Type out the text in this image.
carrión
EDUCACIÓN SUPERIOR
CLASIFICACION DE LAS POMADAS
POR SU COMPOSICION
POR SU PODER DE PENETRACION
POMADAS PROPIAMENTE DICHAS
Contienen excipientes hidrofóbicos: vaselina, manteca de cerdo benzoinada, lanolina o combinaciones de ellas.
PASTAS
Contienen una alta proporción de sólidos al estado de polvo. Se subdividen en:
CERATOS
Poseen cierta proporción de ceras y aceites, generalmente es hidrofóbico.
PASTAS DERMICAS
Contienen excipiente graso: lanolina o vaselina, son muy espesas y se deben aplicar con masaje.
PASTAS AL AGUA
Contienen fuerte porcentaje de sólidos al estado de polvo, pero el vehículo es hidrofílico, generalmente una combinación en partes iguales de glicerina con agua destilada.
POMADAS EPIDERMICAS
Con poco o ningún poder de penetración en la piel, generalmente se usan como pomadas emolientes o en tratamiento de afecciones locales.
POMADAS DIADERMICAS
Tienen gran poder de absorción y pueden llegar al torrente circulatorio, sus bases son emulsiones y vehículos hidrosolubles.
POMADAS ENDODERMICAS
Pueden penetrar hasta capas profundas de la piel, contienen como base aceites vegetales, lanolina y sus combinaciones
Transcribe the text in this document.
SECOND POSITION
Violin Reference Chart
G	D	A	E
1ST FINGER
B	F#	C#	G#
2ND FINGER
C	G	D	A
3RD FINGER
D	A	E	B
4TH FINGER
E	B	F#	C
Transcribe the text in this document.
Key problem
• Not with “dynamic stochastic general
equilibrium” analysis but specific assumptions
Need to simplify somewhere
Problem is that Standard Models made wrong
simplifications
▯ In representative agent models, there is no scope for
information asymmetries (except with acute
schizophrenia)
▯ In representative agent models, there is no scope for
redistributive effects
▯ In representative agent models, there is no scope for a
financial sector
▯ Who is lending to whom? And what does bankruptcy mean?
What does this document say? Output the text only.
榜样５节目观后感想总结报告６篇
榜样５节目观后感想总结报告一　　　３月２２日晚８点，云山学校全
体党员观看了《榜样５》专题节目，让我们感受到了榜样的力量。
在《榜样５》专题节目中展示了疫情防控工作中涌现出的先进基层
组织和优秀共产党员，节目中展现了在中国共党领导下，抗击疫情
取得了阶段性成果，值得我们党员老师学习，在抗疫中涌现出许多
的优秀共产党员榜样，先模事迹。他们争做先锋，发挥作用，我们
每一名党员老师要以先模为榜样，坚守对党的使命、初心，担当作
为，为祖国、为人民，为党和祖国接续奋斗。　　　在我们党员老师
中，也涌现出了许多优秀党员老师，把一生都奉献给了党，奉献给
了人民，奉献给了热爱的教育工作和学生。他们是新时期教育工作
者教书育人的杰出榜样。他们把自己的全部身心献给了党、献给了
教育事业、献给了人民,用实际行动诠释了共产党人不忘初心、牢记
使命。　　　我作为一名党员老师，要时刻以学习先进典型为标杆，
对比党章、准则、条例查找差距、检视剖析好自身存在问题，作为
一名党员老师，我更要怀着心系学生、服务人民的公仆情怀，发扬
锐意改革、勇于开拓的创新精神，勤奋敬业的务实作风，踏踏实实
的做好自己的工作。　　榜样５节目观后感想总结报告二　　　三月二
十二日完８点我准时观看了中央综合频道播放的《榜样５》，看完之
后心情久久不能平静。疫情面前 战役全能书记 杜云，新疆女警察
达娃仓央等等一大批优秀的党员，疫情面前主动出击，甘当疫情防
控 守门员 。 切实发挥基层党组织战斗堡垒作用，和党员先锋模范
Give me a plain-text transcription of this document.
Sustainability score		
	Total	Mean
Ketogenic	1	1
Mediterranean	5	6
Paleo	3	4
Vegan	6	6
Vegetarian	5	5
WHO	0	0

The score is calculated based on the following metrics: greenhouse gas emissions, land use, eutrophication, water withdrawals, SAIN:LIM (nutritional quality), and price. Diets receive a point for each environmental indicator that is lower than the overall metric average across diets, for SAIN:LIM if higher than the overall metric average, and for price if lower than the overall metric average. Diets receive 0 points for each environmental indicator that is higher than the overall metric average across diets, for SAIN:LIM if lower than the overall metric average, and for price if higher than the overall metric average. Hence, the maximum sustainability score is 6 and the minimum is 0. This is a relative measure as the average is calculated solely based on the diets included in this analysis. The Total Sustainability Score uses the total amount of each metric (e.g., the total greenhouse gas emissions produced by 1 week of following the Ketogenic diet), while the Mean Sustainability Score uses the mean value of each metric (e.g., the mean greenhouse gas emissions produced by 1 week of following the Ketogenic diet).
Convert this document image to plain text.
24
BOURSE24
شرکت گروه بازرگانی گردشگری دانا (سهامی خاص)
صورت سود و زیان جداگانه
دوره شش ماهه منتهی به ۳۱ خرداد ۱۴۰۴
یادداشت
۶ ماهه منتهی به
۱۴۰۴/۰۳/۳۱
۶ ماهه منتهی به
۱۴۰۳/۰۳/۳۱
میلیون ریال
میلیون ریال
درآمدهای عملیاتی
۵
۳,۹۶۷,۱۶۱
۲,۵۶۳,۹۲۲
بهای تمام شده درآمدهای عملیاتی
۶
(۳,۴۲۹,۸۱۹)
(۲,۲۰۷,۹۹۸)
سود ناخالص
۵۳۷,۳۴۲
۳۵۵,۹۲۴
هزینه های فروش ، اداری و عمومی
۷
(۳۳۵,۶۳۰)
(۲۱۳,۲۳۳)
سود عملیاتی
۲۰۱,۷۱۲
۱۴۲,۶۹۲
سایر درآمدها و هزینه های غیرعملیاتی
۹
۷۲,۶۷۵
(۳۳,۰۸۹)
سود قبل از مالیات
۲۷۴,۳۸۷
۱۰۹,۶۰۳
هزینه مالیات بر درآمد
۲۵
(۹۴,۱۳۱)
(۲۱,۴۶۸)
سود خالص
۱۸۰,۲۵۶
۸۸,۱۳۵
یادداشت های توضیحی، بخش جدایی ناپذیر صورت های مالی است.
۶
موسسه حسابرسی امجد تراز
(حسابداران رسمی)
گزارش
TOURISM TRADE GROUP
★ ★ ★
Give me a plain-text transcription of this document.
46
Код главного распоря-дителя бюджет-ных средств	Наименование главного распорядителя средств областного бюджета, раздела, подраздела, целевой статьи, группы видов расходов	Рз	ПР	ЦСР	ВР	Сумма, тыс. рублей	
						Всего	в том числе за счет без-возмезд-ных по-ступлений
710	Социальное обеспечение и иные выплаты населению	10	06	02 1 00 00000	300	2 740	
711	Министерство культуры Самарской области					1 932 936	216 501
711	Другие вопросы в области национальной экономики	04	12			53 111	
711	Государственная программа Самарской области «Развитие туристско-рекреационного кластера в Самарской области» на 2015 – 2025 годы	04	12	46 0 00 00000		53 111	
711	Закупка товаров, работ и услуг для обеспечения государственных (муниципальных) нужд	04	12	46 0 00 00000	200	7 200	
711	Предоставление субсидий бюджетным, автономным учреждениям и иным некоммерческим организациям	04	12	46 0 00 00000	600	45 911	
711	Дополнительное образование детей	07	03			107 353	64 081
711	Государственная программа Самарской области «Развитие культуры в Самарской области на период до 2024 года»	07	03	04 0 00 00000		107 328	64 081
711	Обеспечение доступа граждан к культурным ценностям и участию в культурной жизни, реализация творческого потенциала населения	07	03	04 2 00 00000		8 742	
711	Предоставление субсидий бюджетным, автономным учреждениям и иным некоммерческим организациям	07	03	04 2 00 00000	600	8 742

▶ _Written task_
Read through the data and copy every line where "estado" shows up.

▶ _Solution to the exercise_
Contienen una alta proporción de sólidos al estado de polvo. Se subdividen en:
Contienen fuerte porcentaje de sólidos al estado de polvo, pero el vehículo es hidrofílico, generalmente una combinación en partes iguales de glicerina con agua destilada.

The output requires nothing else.